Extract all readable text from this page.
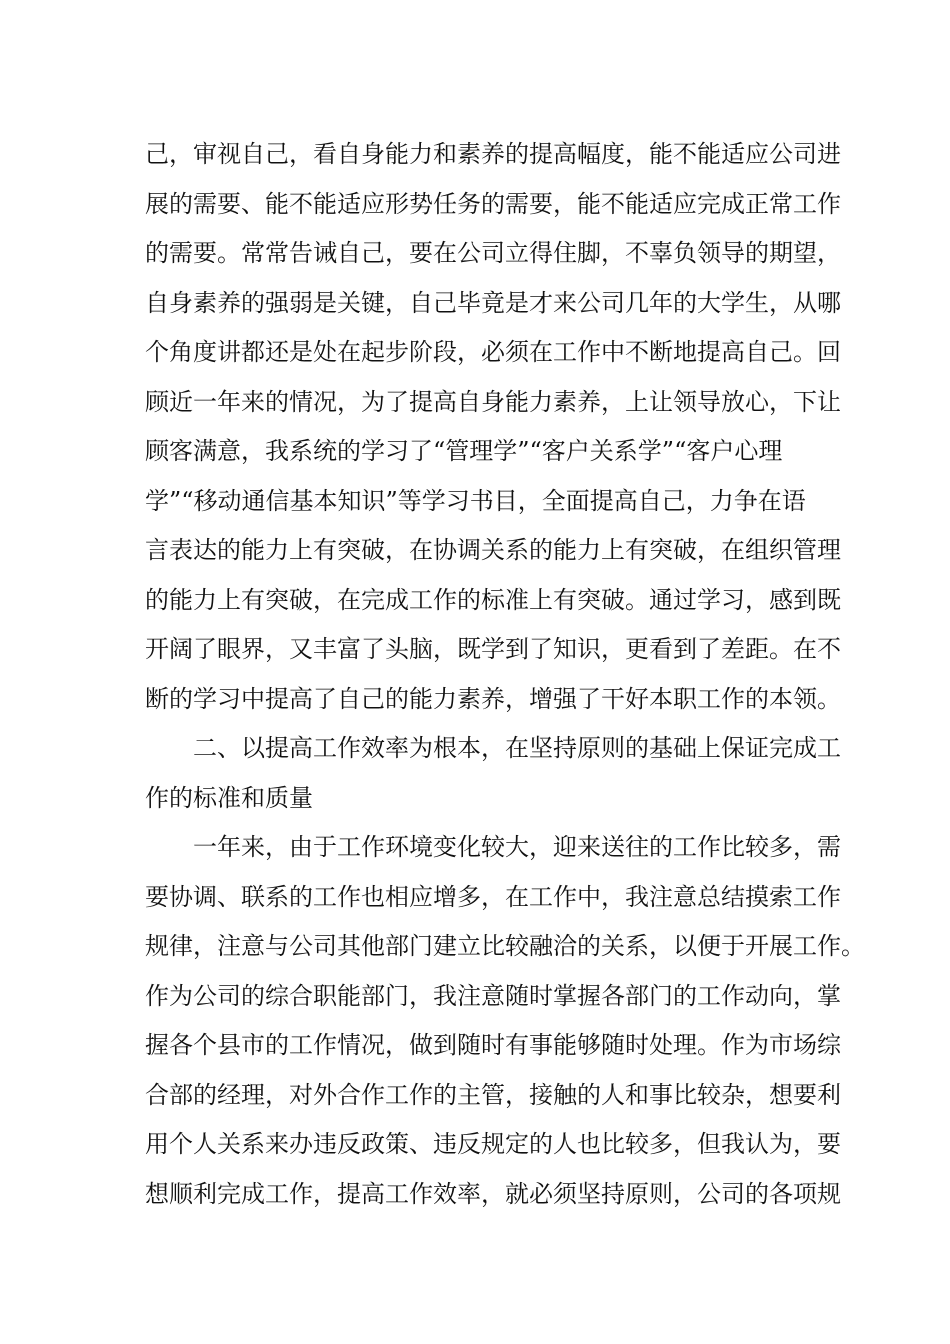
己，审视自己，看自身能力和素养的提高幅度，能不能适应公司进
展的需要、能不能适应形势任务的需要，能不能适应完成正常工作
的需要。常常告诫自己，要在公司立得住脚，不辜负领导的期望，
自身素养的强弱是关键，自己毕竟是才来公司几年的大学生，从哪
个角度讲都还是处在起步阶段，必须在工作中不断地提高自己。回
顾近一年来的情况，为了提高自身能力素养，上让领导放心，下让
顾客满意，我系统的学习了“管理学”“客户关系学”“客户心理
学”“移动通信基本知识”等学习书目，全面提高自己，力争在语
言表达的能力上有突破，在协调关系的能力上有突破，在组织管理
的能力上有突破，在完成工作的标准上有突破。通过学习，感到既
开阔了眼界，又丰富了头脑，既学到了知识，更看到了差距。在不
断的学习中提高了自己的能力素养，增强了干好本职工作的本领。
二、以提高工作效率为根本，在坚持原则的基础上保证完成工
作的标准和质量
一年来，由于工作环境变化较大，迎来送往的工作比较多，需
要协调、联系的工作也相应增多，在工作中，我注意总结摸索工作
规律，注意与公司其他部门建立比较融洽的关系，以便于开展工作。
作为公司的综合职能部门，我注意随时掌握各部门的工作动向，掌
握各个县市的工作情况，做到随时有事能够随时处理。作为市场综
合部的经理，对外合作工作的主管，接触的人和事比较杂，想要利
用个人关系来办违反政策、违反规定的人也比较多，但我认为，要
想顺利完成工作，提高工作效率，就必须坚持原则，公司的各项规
---
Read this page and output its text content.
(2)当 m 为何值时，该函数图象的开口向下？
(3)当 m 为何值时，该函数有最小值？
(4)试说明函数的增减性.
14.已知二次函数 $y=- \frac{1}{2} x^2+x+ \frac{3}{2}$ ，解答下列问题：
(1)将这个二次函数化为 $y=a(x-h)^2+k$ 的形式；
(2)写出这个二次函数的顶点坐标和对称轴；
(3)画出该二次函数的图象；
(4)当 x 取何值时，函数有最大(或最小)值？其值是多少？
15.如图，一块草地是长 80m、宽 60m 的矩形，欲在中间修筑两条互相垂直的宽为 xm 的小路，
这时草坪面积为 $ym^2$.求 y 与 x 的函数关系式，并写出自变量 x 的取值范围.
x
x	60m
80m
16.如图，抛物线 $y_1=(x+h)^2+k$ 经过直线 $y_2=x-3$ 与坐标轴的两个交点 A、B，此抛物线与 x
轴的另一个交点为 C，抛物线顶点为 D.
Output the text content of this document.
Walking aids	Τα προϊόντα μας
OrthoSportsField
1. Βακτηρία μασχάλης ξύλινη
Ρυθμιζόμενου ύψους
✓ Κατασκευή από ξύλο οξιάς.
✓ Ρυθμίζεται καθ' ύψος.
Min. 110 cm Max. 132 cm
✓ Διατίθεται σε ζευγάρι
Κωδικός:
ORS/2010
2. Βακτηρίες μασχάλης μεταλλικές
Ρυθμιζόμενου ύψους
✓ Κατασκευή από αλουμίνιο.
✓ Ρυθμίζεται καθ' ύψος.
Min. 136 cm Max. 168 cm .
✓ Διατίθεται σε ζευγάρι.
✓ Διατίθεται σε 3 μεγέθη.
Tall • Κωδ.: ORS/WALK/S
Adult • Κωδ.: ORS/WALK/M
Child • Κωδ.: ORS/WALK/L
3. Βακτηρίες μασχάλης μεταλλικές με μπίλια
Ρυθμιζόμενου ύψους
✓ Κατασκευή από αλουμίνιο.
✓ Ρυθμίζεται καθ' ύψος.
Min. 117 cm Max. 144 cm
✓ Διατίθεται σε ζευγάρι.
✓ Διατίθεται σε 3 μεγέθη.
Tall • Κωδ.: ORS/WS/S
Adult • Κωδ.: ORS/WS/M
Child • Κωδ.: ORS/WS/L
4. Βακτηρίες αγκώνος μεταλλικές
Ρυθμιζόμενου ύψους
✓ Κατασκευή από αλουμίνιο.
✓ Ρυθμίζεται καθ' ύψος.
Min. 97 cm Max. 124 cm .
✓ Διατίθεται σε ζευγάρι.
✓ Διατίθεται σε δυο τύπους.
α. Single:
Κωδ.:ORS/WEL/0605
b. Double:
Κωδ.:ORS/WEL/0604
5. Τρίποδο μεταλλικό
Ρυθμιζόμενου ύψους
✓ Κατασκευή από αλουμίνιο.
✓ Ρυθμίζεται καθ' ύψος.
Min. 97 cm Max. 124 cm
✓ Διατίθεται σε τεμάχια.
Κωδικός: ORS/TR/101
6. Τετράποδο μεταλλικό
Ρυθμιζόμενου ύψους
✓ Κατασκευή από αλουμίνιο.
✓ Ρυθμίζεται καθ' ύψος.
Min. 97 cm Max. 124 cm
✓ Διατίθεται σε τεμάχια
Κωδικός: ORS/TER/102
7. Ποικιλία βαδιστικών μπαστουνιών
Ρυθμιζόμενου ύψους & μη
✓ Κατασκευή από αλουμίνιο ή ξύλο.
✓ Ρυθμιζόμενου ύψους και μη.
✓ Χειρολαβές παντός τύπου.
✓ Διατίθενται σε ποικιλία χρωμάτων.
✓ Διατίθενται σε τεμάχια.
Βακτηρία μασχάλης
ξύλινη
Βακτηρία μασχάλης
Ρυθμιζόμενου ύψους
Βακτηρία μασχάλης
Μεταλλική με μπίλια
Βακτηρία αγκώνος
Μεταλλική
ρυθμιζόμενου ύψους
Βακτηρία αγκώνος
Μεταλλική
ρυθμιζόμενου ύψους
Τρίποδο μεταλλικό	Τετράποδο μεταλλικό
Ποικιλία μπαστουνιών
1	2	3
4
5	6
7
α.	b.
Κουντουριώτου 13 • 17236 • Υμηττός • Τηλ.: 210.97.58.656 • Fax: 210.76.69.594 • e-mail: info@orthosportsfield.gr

▸ **What you need to do**
Select the lines that carry the string "Child" and copy them.

▸ **Exercise solution**
Child • Κωδ.: ORS/WALK/L
Child • Κωδ.: ORS/WS/L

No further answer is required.